-- BEGIN SUPPLIED RECORDS --
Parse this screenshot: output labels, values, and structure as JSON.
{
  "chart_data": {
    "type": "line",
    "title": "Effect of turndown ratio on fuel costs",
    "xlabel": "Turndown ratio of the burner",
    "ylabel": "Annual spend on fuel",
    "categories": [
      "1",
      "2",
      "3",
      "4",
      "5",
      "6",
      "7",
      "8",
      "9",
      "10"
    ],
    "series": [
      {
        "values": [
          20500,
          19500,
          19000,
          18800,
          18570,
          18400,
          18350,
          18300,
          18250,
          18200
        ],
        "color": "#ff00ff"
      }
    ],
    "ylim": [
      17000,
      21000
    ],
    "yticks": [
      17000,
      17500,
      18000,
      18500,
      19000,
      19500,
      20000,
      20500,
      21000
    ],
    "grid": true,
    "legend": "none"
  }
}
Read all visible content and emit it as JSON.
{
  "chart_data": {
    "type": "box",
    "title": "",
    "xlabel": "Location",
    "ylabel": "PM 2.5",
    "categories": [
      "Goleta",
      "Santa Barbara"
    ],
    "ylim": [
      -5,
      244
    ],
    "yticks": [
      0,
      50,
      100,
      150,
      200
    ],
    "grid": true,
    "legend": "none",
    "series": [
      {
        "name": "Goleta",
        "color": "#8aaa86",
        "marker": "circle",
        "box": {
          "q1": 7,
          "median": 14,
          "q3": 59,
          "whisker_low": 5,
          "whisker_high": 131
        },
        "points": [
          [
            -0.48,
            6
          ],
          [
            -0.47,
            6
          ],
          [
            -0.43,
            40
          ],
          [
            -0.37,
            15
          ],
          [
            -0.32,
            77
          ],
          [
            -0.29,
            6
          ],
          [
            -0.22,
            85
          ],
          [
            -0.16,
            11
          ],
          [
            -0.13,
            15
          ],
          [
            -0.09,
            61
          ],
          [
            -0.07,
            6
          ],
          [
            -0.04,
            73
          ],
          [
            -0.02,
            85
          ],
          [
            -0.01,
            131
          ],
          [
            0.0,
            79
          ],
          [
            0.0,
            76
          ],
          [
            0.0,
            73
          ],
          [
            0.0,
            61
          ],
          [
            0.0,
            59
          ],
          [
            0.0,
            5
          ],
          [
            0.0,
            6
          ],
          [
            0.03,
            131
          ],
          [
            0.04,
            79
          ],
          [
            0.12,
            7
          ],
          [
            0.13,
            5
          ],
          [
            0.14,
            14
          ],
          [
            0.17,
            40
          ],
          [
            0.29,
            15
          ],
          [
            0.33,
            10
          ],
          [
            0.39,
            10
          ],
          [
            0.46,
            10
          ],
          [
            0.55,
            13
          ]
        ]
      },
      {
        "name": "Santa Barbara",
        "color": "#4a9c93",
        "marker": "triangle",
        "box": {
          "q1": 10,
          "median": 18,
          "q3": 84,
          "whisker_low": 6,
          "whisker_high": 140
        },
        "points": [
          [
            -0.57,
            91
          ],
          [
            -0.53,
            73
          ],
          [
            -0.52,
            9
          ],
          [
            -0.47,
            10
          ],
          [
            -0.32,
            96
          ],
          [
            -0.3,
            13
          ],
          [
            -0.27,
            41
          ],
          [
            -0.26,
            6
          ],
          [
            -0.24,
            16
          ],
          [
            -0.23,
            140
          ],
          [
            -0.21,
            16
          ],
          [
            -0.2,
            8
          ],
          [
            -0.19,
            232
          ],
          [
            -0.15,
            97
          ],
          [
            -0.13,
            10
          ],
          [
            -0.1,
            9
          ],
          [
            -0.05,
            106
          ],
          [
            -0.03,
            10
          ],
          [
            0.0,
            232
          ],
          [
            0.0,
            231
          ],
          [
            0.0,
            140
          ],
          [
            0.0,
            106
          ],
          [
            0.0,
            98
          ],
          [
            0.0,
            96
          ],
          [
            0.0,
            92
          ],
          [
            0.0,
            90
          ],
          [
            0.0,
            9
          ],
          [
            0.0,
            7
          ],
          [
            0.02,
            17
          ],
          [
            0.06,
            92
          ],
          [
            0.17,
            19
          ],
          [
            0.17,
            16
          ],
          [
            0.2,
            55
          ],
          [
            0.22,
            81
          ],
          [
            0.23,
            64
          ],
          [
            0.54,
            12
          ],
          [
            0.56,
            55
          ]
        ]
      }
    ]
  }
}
-- END SUPPLIED RECORDS --
__REQUIREMENT__
All of the records must be retyped exactly as they are.

__ANSWER TO THE TASK__
Parse this screenshot: output labels, values, and structure as JSON.
{
  "chart_data": {
    "type": "line",
    "title": "Effect of turndown ratio on fuel costs",
    "xlabel": "Turndown ratio of the burner",
    "ylabel": "Annual spend on fuel",
    "categories": [
      "1",
      "2",
      "3",
      "4",
      "5",
      "6",
      "7",
      "8",
      "9",
      "10"
    ],
    "series": [
      {
        "values": [
          20500,
          19500,
          19000,
          18800,
          18570,
          18400,
          18350,
          18300,
          18250,
          18200
        ],
        "color": "#ff00ff"
      }
    ],
    "ylim": [
      17000,
      21000
    ],
    "yticks": [
      17000,
      17500,
      18000,
      18500,
      19000,
      19500,
      20000,
      20500,
      21000
    ],
    "grid": true,
    "legend": "none"
  }
}
Read all visible content and emit it as JSON.
{
  "chart_data": {
    "type": "box",
    "title": "",
    "xlabel": "Location",
    "ylabel": "PM 2.5",
    "categories": [
      "Goleta",
      "Santa Barbara"
    ],
    "ylim": [
      -5,
      244
    ],
    "yticks": [
      0,
      50,
      100,
      150,
      200
    ],
    "grid": true,
    "legend": "none",
    "series": [
      {
        "name": "Goleta",
        "color": "#8aaa86",
        "marker": "circle",
        "box": {
          "q1": 7,
          "median": 14,
          "q3": 59,
          "whisker_low": 5,
          "whisker_high": 131
        },
        "points": [
          [
            -0.48,
            6
          ],
          [
            -0.47,
            6
          ],
          [
            -0.43,
            40
          ],
          [
            -0.37,
            15
          ],
          [
            -0.32,
            77
          ],
          [
            -0.29,
            6
          ],
          [
            -0.22,
            85
          ],
          [
            -0.16,
            11
          ],
          [
            -0.13,
            15
          ],
          [
            -0.09,
            61
          ],
          [
            -0.07,
            6
          ],
          [
            -0.04,
            73
          ],
          [
            -0.02,
            85
          ],
          [
            -0.01,
            131
          ],
          [
            0.0,
            79
          ],
          [
            0.0,
            76
          ],
          [
            0.0,
            73
          ],
          [
            0.0,
            61
          ],
          [
            0.0,
            59
          ],
          [
            0.0,
            5
          ],
          [
            0.0,
            6
          ],
          [
            0.03,
            131
          ],
          [
            0.04,
            79
          ],
          [
            0.12,
            7
          ],
          [
            0.13,
            5
          ],
          [
            0.14,
            14
          ],
          [
            0.17,
            40
          ],
          [
            0.29,
            15
          ],
          [
            0.33,
            10
          ],
          [
            0.39,
            10
          ],
          [
            0.46,
            10
          ],
          [
            0.55,
            13
          ]
        ]
      },
      {
        "name": "Santa Barbara",
        "color": "#4a9c93",
        "marker": "triangle",
        "box": {
          "q1": 10,
          "median": 18,
          "q3": 84,
          "whisker_low": 6,
          "whisker_high": 140
        },
        "points": [
          [
            -0.57,
            91
          ],
          [
            -0.53,
            73
          ],
          [
            -0.52,
            9
          ],
          [
            -0.47,
            10
          ],
          [
            -0.32,
            96
          ],
          [
            -0.3,
            13
          ],
          [
            -0.27,
            41
          ],
          [
            -0.26,
            6
          ],
          [
            -0.24,
            16
          ],
          [
            -0.23,
            140
          ],
          [
            -0.21,
            16
          ],
          [
            -0.2,
            8
          ],
          [
            -0.19,
            232
          ],
          [
            -0.15,
            97
          ],
          [
            -0.13,
            10
          ],
          [
            -0.1,
            9
          ],
          [
            -0.05,
            106
          ],
          [
            -0.03,
            10
          ],
          [
            0.0,
            232
          ],
          [
            0.0,
            231
          ],
          [
            0.0,
            140
          ],
          [
            0.0,
            106
          ],
          [
            0.0,
            98
          ],
          [
            0.0,
            96
          ],
          [
            0.0,
            92
          ],
          [
            0.0,
            90
          ],
          [
            0.0,
            9
          ],
          [
            0.0,
            7
          ],
          [
            0.02,
            17
          ],
          [
            0.06,
            92
          ],
          [
            0.17,
            19
          ],
          [
            0.17,
            16
          ],
          [
            0.2,
            55
          ],
          [
            0.22,
            81
          ],
          [
            0.23,
            64
          ],
          [
            0.54,
            12
          ],
          [
            0.56,
            55
          ]
        ]
      }
    ]
  }
}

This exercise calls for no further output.